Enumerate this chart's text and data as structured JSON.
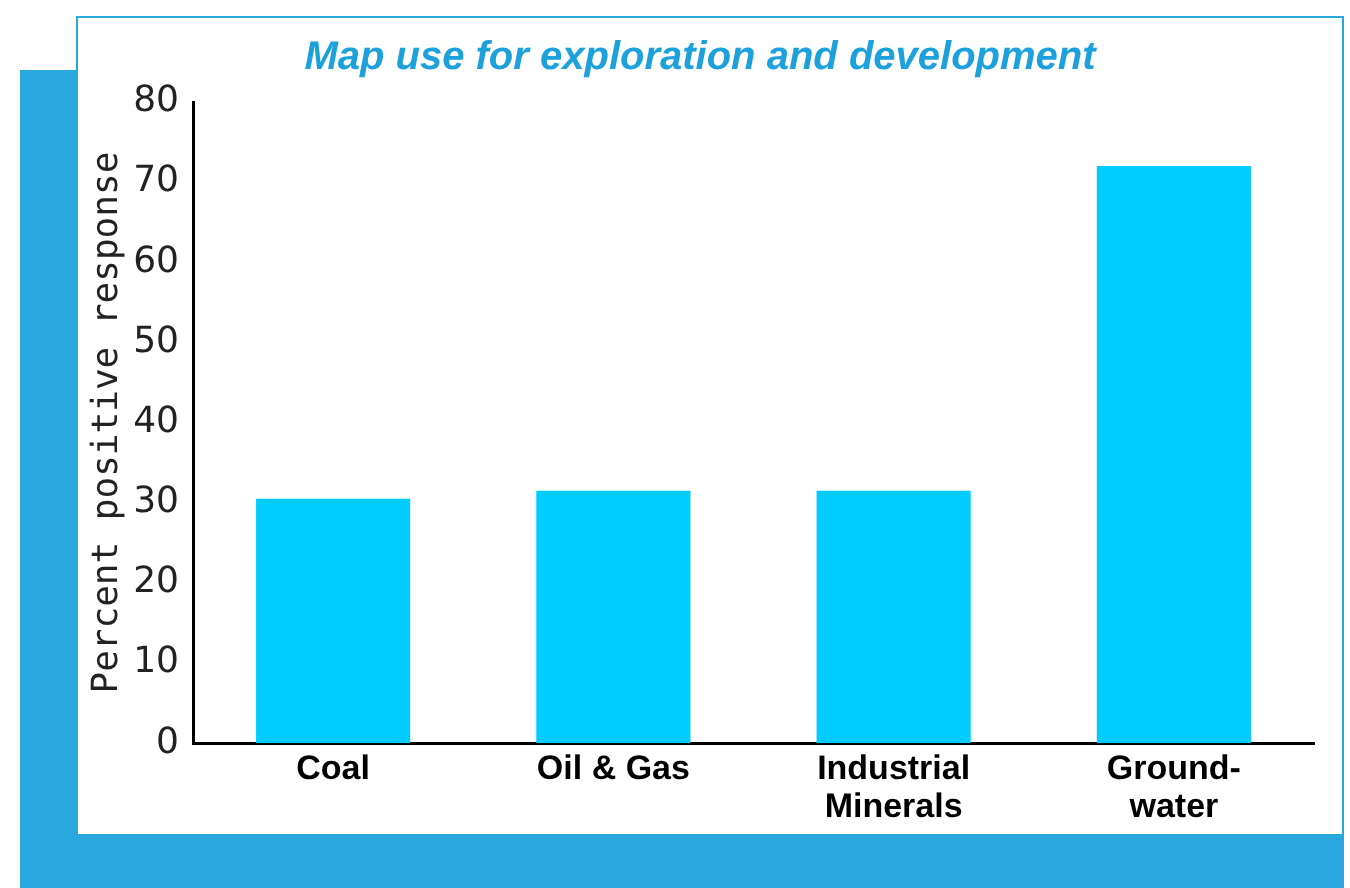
{
  "chart_data": {
    "type": "bar",
    "title": "Map use for exploration and development",
    "ylabel": "Percent positive response",
    "categories": [
      "Coal",
      "Oil & Gas",
      "Industrial Minerals",
      "Ground-water"
    ],
    "values": [
      30.5,
      31.5,
      31.5,
      72
    ],
    "color": "#00ccff",
    "ylim": [
      0,
      80
    ],
    "yticks": [
      0,
      10,
      20,
      30,
      40,
      50,
      60,
      70,
      80
    ],
    "grid": false,
    "legend": false
  }
}
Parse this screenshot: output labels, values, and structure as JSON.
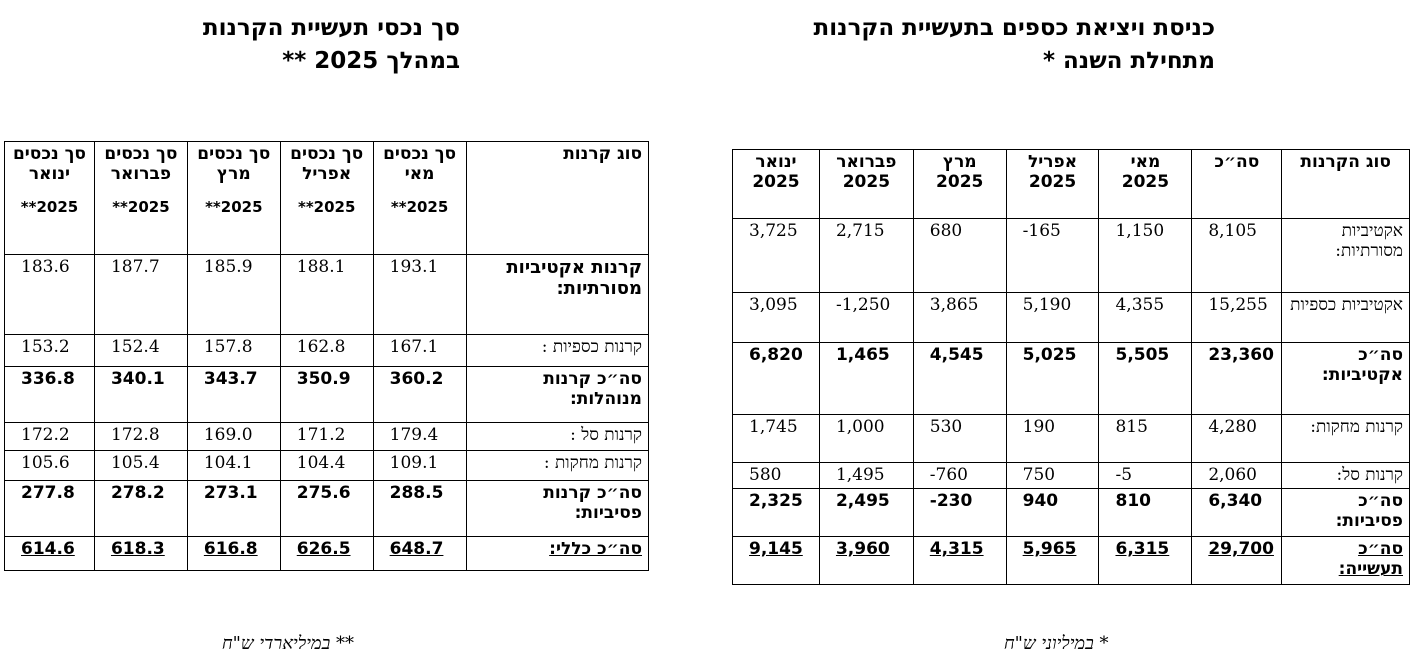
{
  "left_title": {
    "line1": "סך נכסי תעשיית הקרנות",
    "line2": "במהלך 2025 **"
  },
  "right_title": {
    "line1": "כניסת ויציאת כספים בתעשיית הקרנות",
    "line2": "מתחילת השנה *"
  },
  "left_table": {
    "headers": [
      "סוג קרנות",
      "סך נכסים מאי",
      "סך נכסים אפריל",
      "סך נכסים מרץ",
      "סך נכסים פברואר",
      "סך נכסים ינואר"
    ],
    "year_tag": "2025**",
    "rows": [
      {
        "label": "קרנות אקטיביות מסורתיות:",
        "values": [
          "193.1",
          "188.1",
          "185.9",
          "187.7",
          "183.6"
        ]
      },
      {
        "label": "קרנות כספיות :",
        "values": [
          "167.1",
          "162.8",
          "157.8",
          "152.4",
          "153.2"
        ]
      },
      {
        "label": "סה״כ קרנות מנוהלות:",
        "values": [
          "360.2",
          "350.9",
          "343.7",
          "340.1",
          "336.8"
        ]
      },
      {
        "label": "קרנות סל :",
        "values": [
          "179.4",
          "171.2",
          "169.0",
          "172.8",
          "172.2"
        ]
      },
      {
        "label": "קרנות מחקות :",
        "values": [
          "109.1",
          "104.4",
          "104.1",
          "105.4",
          "105.6"
        ]
      },
      {
        "label": "סה״כ קרנות פסיביות:",
        "values": [
          "288.5",
          "275.6",
          "273.1",
          "278.2",
          "277.8"
        ]
      },
      {
        "label": "סה״כ כללי:",
        "values": [
          "648.7",
          "626.5",
          "616.8",
          "618.3",
          "614.6"
        ]
      }
    ]
  },
  "right_table": {
    "headers": [
      "סוג הקרנות",
      "סה״כ",
      "מאי 2025",
      "אפריל 2025",
      "מרץ 2025",
      "פברואר 2025",
      "ינואר 2025"
    ],
    "rows": [
      {
        "label": "אקטיביות מסורתיות:",
        "values": [
          "8,105",
          "1,150",
          "-165",
          "680",
          "2,715",
          "3,725"
        ]
      },
      {
        "label": "אקטיביות כספיות",
        "values": [
          "15,255",
          "4,355",
          "5,190",
          "3,865",
          "-1,250",
          "3,095"
        ]
      },
      {
        "label": "סה״כ אקטיביות:",
        "values": [
          "23,360",
          "5,505",
          "5,025",
          "4,545",
          "1,465",
          "6,820"
        ]
      },
      {
        "label": "קרנות מחקות:",
        "values": [
          "4,280",
          "815",
          "190",
          "530",
          "1,000",
          "1,745"
        ]
      },
      {
        "label": "קרנות סל:",
        "values": [
          "2,060",
          "-5",
          "750",
          "-760",
          "1,495",
          "580"
        ]
      },
      {
        "label": "סה״כ פסיביות:",
        "values": [
          "6,340",
          "810",
          "940",
          "-230",
          "2,495",
          "2,325"
        ]
      },
      {
        "label": "סה״כ תעשייה:",
        "values": [
          "29,700",
          "6,315",
          "5,965",
          "4,315",
          "3,960",
          "9,145"
        ]
      }
    ]
  },
  "left_note": "** במיליארדי ש\"ח",
  "right_note": "* במיליוני ש\"ח"
}
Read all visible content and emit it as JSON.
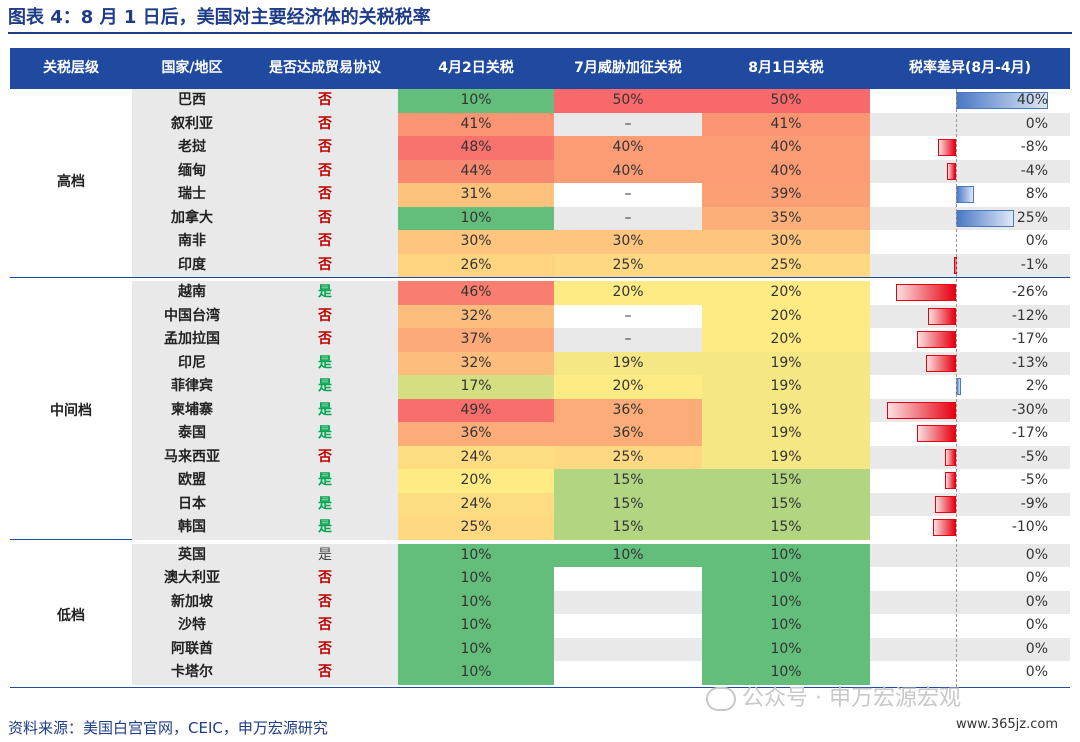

§ §

*Instructions to follow*: Find the word "נכסים" in the records and pull out each line that has it.

*Complete answer*:
      "סך נכסים מאי",
      "סך נכסים אפריל",
      "סך נכסים מרץ",
      "סך נכסים פברואר",
      "סך נכסים ינואר"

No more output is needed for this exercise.